Challenge:
Read the lines below. Copy out any that hold the string "stats".

━━━━━━

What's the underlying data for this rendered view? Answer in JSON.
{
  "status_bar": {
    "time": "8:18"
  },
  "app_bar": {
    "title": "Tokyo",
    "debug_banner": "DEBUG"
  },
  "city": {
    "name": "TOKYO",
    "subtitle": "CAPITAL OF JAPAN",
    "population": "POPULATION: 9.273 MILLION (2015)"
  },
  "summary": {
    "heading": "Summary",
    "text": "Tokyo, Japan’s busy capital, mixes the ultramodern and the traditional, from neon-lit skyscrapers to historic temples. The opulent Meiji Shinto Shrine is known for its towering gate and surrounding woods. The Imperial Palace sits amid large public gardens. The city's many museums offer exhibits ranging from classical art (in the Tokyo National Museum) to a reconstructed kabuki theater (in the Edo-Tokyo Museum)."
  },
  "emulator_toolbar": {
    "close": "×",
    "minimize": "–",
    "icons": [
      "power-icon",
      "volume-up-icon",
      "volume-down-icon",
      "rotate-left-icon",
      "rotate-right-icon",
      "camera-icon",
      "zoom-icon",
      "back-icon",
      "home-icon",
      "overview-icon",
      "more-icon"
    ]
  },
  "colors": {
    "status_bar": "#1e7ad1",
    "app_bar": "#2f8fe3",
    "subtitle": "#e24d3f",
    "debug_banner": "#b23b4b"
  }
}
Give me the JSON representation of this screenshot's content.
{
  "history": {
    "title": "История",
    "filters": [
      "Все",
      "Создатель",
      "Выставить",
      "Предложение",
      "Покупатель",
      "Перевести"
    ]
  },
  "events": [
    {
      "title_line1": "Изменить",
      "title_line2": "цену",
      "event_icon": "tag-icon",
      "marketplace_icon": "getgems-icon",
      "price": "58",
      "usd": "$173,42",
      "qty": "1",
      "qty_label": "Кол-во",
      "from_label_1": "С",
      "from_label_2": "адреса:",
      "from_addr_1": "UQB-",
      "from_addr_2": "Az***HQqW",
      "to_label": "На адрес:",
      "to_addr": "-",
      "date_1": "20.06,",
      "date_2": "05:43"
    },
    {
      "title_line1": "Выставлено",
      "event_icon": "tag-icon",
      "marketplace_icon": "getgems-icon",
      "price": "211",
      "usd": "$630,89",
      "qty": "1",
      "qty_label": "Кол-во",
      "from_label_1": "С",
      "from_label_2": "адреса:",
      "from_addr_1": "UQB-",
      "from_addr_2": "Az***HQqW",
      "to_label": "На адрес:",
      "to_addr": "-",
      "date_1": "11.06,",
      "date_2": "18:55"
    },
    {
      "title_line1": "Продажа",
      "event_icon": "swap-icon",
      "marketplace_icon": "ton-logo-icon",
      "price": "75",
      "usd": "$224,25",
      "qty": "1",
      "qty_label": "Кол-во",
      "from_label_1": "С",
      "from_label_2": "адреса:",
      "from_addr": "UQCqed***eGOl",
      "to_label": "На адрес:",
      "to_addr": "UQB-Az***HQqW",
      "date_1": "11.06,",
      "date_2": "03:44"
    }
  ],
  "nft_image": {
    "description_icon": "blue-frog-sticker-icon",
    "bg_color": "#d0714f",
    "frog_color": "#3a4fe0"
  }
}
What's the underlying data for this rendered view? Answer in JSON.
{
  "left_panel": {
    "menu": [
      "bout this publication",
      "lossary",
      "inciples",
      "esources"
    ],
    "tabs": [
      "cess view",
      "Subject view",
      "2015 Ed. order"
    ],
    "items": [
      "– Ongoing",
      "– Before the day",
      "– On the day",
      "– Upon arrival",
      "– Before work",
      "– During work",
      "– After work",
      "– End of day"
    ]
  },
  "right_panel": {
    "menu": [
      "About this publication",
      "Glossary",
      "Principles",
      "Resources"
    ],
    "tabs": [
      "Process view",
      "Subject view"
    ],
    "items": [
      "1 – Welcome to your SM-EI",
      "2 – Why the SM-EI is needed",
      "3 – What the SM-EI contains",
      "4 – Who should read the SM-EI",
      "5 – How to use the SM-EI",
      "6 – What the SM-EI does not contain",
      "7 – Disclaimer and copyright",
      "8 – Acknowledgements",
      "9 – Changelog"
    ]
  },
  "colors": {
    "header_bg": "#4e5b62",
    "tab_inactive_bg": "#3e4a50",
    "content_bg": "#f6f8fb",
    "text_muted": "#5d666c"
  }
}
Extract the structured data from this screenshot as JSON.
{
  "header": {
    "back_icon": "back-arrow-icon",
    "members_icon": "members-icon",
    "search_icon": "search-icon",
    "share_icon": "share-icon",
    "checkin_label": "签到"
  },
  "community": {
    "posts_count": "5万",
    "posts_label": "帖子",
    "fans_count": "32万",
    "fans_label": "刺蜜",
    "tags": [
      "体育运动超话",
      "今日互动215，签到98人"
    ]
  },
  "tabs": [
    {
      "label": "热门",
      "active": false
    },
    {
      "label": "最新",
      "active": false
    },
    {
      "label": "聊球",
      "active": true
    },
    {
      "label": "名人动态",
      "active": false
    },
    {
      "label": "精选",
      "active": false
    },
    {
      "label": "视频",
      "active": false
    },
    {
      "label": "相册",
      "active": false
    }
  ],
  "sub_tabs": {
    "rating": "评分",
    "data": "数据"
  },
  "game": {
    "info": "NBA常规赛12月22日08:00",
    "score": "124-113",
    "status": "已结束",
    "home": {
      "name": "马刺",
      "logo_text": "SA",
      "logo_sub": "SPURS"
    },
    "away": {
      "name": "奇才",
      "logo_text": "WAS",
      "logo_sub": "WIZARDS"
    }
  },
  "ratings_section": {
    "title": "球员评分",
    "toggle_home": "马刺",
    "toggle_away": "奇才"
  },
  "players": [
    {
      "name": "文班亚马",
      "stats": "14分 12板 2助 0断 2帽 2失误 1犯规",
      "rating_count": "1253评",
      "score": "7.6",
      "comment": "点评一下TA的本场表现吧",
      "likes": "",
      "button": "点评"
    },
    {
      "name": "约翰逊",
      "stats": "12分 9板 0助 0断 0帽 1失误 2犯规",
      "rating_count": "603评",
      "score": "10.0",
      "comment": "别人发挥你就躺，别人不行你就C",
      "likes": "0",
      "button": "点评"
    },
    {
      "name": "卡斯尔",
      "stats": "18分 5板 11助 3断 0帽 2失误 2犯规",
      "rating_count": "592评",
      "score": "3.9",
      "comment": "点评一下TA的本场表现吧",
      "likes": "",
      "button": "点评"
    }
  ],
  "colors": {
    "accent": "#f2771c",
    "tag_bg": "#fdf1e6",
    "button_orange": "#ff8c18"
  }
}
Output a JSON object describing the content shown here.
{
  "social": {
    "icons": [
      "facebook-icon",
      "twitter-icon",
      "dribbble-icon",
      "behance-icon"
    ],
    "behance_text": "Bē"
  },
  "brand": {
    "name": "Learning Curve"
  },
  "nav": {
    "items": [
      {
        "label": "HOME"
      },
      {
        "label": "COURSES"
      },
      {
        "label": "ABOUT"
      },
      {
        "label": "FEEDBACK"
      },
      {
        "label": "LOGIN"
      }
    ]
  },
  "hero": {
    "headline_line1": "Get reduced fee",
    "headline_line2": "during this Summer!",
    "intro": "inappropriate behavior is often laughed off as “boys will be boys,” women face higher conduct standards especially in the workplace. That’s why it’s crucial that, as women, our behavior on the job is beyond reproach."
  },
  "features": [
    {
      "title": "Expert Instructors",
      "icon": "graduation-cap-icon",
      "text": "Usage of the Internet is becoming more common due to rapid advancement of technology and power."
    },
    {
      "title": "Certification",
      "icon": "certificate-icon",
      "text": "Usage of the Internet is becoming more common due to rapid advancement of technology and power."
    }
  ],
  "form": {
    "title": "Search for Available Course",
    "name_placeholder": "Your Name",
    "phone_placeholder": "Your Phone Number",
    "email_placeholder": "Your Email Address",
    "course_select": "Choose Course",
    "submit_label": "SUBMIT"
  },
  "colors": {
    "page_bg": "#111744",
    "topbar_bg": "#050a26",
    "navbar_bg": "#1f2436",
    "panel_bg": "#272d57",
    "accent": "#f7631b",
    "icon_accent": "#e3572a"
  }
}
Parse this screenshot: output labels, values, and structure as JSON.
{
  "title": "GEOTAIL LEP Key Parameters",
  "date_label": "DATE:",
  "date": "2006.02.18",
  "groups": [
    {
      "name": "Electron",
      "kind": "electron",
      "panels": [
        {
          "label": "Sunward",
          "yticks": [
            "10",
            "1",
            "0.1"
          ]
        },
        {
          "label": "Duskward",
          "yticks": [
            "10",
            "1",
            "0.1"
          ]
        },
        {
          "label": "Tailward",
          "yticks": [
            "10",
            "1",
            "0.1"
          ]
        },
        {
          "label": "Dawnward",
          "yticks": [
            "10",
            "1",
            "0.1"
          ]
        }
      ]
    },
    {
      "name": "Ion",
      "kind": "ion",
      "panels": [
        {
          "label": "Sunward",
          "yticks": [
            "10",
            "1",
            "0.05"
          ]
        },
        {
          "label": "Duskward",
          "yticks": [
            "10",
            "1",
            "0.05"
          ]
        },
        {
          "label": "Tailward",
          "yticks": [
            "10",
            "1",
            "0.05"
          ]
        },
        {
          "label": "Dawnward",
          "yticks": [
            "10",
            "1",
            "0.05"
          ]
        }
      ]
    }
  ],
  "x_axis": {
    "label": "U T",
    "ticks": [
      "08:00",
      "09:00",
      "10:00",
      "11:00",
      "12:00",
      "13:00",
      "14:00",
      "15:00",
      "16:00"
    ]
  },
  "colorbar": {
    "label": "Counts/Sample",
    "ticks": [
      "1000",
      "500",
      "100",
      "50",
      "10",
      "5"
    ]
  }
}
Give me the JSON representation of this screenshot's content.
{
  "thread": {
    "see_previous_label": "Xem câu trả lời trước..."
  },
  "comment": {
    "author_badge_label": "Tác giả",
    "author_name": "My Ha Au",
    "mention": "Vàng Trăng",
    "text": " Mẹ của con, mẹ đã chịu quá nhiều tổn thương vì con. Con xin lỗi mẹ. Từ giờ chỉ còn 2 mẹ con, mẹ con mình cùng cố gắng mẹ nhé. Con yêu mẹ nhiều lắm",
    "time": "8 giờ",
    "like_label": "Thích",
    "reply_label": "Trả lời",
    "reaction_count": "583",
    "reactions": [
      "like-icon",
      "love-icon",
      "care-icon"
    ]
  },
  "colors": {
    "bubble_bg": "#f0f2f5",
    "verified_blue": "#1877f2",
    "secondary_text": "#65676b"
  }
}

━━━━━━

Answer for the task:
      "stats": "14分 12板 2助 0断 2帽 2失误 1犯规",
      "stats": "12分 9板 0助 0断 0帽 1失误 2犯规",
      "stats": "18分 5板 11助 3断 0帽 2失误 2犯规",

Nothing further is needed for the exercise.